Quoted passage:
-*-*-
OPTIMAL HARMONIZATION OF COGNITIVE MEASURES ENHANCES THE DETECTION OF GENETIC EFFECTS ON ALZHEIMER’S DISEASE PROGRESSION: A COMPARISON OF SIX STATISTICAL APPROACHES IN 1796 MCI PATIENTS FROM THREE COHORTS

Abstract

Research on genetic variants modulating disease progression in pre-dementia stages of Alzheimer's disease (AD) requires collaborative work with several cohorts. Because of different assessment protocols, there is a need to devise reliable harmonization methods. Therefore, we compared six methods with regard to their ability to detect the impact of AD-associated genes on disease progression in patients with Mild Cognitive Impairment (MCI). We analyzed data of 1796 MCI patients from two German and one Spanish cohort. We used Cox-Regression analysis to explore conversion to AD dementia and linear mixed models (LMM) to analyze cognitive decline over up to 9 years. For the LMM, longitudinal cognitive assessments were harmonized using five methods: a) common tests across cohorts (i.e. MMSE); b) standardized composites of (partly cohort-specific) tests assessing memory and executive function; c) standardized composites adjusted for demographic variables; d) multivariate latent process LMMs that removed methodological differences between composites; e) moderated non-linear factor analysis (MNLFA) that summarized composites into a demography-adjusted latent factor. Sensitivity of each method was evaluated using APOE4 and 39 single nucleotide polymorphisms (SNPs) previously associated with AD. In addition, we examined the effect of a genetic risk score (GRS) including only genome-wide significant loci (without APOE) identified by the largest genome-wide association study from the IGAP consortium. Associations were analyzed in each cohort separately and then combined in a meta-analysis. The MNLFA was most sensitive concerning the detection of the APOE4 effect on disease progression (table 1). Only the MMSE revealed a nominally significant effect of the GRS. Significant effects of SNPs surviving correction for multiple testing were solely discovered using MNLFA (in clusterin (CLU)) and the MMSE (in CLU and TREML2). Harmonization by using the MMSE as a common measure across cohorts provided the highest sensitivity for genetic effects on disease progression in MCI. The MNLFA was the most effective method using cohort-specific neuropsychological tests and might be preferable in the absence of a common measure. Both approaches outperformed Cox-regression analyses of conversion to dementia. Our results may generalize to other fields of epidemiological research but still need confirmation in simulation studies.
-*-*-
Source material:
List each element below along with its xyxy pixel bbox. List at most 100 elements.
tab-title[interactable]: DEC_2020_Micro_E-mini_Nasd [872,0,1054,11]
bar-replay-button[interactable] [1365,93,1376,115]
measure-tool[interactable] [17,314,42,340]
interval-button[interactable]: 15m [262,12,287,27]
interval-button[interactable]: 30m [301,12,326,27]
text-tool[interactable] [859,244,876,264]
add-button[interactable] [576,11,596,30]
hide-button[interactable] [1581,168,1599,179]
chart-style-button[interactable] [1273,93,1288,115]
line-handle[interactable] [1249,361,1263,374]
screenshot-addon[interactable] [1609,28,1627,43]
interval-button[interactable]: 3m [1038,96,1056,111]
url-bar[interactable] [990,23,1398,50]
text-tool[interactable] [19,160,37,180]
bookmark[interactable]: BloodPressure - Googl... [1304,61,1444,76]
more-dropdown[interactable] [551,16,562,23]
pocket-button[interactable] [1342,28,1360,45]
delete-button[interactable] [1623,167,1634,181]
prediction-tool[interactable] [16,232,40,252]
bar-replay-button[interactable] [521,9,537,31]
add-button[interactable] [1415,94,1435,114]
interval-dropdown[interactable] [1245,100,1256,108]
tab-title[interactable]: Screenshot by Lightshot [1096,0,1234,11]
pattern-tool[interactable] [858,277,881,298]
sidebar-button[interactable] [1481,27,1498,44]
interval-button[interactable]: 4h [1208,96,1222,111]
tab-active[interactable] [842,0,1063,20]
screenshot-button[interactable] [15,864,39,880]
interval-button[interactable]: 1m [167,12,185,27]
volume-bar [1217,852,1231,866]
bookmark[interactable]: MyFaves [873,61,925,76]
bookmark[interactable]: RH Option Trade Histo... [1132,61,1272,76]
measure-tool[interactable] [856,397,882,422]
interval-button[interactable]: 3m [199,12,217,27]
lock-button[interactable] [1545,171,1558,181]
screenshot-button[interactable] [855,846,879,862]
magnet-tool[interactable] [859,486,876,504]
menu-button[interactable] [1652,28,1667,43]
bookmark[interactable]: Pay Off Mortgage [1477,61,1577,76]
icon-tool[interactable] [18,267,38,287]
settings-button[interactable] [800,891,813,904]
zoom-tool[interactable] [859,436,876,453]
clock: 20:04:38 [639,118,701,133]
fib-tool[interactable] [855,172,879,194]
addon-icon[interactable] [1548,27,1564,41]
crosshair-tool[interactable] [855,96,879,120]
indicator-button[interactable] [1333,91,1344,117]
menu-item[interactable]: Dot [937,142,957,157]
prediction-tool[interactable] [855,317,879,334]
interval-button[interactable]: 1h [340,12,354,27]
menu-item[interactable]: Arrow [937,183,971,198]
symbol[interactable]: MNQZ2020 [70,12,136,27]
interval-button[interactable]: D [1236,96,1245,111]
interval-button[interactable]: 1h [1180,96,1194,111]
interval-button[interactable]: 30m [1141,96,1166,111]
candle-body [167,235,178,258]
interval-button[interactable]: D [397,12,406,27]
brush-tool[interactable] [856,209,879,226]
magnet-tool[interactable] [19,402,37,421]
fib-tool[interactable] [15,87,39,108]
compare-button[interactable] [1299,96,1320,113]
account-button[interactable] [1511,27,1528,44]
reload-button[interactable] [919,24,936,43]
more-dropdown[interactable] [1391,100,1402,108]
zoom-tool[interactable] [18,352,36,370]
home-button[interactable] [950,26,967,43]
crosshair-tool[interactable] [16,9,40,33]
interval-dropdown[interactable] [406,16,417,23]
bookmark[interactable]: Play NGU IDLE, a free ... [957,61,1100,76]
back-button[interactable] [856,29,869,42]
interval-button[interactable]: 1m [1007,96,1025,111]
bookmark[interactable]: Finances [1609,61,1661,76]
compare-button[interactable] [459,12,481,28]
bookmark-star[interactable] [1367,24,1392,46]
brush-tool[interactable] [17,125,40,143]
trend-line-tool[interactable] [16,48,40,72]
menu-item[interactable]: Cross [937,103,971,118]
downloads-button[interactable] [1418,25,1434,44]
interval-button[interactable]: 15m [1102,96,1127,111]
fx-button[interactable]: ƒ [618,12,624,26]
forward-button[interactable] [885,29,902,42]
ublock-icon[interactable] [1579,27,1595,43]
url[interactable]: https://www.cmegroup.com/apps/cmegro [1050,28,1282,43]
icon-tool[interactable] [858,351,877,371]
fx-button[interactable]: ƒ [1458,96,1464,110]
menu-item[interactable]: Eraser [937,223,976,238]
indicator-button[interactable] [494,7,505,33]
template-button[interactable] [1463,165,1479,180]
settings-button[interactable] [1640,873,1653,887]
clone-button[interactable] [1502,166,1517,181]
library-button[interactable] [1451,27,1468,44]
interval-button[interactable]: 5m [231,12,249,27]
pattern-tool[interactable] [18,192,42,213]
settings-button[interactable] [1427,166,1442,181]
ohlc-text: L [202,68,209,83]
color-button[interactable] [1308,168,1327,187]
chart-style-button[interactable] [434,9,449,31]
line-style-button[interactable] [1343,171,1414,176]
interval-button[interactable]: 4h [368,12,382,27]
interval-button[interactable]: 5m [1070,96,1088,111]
-*-*-
Prompt: How would you say this sentence from the abstract on harmonizing cognitive measures in Spanish: "Because of different assessment protocols, there is a need to devise reliable harmonization methods." Nothing in the material matters for this.

Solution to this exercise: Debido a los distintos protocolos de evaluación, es necesario idear métodos de armonización fiables.